_Task directions:_
Search the material below for the string "this" and extract each line that has it.

═════ Given data

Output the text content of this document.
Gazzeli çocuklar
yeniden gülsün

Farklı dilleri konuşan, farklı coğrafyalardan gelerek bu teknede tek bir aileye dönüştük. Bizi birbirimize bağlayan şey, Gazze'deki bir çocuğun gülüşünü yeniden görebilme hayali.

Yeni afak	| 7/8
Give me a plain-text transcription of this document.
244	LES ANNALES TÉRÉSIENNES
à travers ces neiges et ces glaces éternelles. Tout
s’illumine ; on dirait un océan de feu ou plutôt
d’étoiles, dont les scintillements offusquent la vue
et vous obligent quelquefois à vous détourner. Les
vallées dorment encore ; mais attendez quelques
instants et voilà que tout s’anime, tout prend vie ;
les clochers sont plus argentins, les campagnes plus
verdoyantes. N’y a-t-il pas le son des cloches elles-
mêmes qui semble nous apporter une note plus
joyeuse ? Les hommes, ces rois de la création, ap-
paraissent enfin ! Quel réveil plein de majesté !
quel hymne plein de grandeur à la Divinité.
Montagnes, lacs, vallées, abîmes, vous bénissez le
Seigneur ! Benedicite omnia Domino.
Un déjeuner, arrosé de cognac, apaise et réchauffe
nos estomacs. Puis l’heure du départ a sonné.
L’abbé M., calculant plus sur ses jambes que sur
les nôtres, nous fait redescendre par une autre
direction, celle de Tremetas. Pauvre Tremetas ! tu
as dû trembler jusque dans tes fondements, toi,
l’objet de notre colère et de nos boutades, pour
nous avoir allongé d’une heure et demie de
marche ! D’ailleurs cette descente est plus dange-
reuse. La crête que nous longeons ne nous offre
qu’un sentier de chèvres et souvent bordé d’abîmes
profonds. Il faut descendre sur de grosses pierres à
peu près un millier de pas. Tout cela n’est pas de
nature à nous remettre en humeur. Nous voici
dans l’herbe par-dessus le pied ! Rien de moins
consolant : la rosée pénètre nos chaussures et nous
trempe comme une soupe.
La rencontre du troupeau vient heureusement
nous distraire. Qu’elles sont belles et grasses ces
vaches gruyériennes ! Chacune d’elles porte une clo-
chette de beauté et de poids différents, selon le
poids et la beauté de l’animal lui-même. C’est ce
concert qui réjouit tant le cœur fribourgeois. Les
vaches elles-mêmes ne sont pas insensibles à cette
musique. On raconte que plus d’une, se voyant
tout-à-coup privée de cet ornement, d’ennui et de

══════════

_Finished answer:_
Output the text content of this document.
Give me a plain-text transcription of this document.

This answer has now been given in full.